Problem statement ::
Output every line below without omitting or altering anything.

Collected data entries
'''

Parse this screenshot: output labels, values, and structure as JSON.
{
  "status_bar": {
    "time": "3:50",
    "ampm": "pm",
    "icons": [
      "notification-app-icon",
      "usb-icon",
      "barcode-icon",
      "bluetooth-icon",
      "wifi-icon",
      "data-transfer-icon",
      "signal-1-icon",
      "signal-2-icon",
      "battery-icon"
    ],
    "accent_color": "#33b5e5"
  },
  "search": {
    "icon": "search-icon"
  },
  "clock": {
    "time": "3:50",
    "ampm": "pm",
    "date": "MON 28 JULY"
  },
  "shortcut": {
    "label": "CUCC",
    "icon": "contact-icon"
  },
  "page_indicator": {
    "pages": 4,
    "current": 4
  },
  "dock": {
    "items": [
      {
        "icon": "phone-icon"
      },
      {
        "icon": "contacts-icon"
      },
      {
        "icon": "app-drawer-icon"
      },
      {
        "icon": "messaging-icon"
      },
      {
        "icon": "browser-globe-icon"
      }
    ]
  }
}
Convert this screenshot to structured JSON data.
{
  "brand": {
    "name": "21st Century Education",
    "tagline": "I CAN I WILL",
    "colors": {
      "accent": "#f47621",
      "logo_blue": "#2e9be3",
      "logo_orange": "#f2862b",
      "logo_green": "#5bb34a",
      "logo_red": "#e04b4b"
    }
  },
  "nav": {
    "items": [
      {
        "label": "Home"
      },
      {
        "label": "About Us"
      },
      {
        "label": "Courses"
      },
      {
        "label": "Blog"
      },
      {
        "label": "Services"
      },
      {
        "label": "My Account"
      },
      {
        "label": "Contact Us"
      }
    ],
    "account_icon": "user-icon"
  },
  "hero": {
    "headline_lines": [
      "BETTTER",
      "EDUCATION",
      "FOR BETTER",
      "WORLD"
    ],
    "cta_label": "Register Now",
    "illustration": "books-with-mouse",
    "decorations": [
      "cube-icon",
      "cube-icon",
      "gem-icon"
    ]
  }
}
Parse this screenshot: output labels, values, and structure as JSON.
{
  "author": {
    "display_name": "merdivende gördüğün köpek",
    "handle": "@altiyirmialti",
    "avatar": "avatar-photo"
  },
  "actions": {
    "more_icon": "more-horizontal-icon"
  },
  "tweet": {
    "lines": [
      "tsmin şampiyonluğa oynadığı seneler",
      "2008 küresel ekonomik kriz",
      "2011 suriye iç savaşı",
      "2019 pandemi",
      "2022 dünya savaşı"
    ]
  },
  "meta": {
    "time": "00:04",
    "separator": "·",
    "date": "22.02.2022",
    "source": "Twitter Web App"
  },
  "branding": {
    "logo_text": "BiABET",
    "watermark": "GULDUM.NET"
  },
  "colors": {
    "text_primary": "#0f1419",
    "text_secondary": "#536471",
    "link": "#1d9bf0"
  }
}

'''

Response to the task ::
Parse this screenshot: output labels, values, and structure as JSON.
{
  "status_bar": {
    "time": "3:50",
    "ampm": "pm",
    "icons": [
      "notification-app-icon",
      "usb-icon",
      "barcode-icon",
      "bluetooth-icon",
      "wifi-icon",
      "data-transfer-icon",
      "signal-1-icon",
      "signal-2-icon",
      "battery-icon"
    ],
    "accent_color": "#33b5e5"
  },
  "search": {
    "icon": "search-icon"
  },
  "clock": {
    "time": "3:50",
    "ampm": "pm",
    "date": "MON 28 JULY"
  },
  "shortcut": {
    "label": "CUCC",
    "icon": "contact-icon"
  },
  "page_indicator": {
    "pages": 4,
    "current": 4
  },
  "dock": {
    "items": [
      {
        "icon": "phone-icon"
      },
      {
        "icon": "contacts-icon"
      },
      {
        "icon": "app-drawer-icon"
      },
      {
        "icon": "messaging-icon"
      },
      {
        "icon": "browser-globe-icon"
      }
    ]
  }
}
Convert this screenshot to structured JSON data.
{
  "brand": {
    "name": "21st Century Education",
    "tagline": "I CAN I WILL",
    "colors": {
      "accent": "#f47621",
      "logo_blue": "#2e9be3",
      "logo_orange": "#f2862b",
      "logo_green": "#5bb34a",
      "logo_red": "#e04b4b"
    }
  },
  "nav": {
    "items": [
      {
        "label": "Home"
      },
      {
        "label": "About Us"
      },
      {
        "label": "Courses"
      },
      {
        "label": "Blog"
      },
      {
        "label": "Services"
      },
      {
        "label": "My Account"
      },
      {
        "label": "Contact Us"
      }
    ],
    "account_icon": "user-icon"
  },
  "hero": {
    "headline_lines": [
      "BETTTER",
      "EDUCATION",
      "FOR BETTER",
      "WORLD"
    ],
    "cta_label": "Register Now",
    "illustration": "books-with-mouse",
    "decorations": [
      "cube-icon",
      "cube-icon",
      "gem-icon"
    ]
  }
}
Parse this screenshot: output labels, values, and structure as JSON.
{
  "author": {
    "display_name": "merdivende gördüğün köpek",
    "handle": "@altiyirmialti",
    "avatar": "avatar-photo"
  },
  "actions": {
    "more_icon": "more-horizontal-icon"
  },
  "tweet": {
    "lines": [
      "tsmin şampiyonluğa oynadığı seneler",
      "2008 küresel ekonomik kriz",
      "2011 suriye iç savaşı",
      "2019 pandemi",
      "2022 dünya savaşı"
    ]
  },
  "meta": {
    "time": "00:04",
    "separator": "·",
    "date": "22.02.2022",
    "source": "Twitter Web App"
  },
  "branding": {
    "logo_text": "BiABET",
    "watermark": "GULDUM.NET"
  },
  "colors": {
    "text_primary": "#0f1419",
    "text_secondary": "#536471",
    "link": "#1d9bf0"
  }
}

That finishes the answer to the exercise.